▶ Supplied entries:
※

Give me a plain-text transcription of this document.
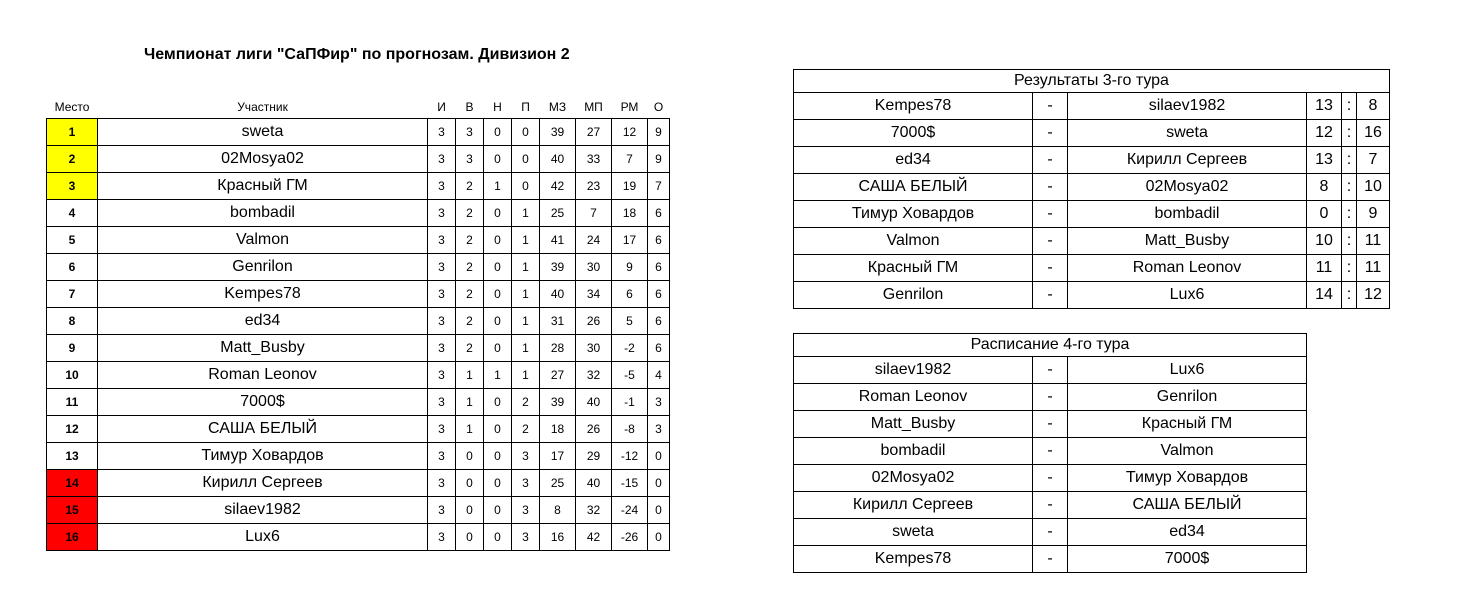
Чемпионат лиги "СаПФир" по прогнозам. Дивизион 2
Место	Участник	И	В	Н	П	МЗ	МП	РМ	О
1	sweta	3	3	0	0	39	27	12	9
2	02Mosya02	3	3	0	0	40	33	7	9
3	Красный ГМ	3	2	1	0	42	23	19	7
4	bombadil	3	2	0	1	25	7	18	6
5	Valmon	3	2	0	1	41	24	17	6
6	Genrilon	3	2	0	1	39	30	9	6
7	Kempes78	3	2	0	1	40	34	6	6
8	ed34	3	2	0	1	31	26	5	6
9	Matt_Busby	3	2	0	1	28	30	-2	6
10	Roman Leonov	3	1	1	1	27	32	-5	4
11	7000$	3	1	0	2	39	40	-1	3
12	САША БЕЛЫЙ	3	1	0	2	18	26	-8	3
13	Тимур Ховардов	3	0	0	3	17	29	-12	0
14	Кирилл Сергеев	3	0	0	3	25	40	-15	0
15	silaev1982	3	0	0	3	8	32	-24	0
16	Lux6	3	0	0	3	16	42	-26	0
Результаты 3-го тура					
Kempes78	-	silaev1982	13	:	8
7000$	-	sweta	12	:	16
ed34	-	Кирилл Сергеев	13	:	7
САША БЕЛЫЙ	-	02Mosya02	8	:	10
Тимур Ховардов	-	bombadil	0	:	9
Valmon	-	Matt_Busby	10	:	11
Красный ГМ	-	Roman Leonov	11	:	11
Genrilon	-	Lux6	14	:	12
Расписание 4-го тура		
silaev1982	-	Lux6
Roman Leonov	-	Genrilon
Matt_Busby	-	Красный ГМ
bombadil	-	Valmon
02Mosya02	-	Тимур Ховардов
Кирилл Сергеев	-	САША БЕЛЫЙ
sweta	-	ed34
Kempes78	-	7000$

※

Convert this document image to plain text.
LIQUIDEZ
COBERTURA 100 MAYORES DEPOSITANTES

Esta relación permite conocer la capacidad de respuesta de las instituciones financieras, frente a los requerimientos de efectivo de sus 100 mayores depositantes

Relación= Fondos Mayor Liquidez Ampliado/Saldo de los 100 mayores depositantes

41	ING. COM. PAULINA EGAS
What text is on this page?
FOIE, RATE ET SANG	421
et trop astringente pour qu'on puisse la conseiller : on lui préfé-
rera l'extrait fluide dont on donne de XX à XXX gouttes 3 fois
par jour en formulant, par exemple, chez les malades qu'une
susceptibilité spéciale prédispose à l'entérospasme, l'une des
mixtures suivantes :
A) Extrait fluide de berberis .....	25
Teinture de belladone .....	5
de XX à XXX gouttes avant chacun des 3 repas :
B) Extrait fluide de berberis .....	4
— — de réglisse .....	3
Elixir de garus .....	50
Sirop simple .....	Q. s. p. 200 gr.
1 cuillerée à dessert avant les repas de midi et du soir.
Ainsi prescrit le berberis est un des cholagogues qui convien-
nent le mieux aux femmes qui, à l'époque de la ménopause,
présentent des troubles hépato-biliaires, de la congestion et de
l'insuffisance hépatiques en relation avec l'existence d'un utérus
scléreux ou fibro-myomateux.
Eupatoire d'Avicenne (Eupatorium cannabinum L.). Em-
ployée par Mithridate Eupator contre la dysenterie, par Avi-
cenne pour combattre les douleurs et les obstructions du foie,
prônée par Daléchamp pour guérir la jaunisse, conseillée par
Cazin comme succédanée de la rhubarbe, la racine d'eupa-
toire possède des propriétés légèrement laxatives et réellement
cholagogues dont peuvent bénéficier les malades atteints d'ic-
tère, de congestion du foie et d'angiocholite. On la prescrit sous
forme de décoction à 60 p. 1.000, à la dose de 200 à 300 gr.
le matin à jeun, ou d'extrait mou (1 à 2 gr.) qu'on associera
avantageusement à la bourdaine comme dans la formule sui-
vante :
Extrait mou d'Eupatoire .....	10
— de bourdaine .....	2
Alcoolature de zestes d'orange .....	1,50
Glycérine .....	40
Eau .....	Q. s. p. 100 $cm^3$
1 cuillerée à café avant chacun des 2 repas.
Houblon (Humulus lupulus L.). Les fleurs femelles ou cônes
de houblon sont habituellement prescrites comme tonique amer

※

▶ Written task:
Show every line of the records above that contains the word "Сергеев".

▶ Full solution:
14	Кирилл Сергеев	3	0	0	3	25	40	-15	0
ed34	-	Кирилл Сергеев	13	:	7
Кирилл Сергеев	-	САША БЕЛЫЙ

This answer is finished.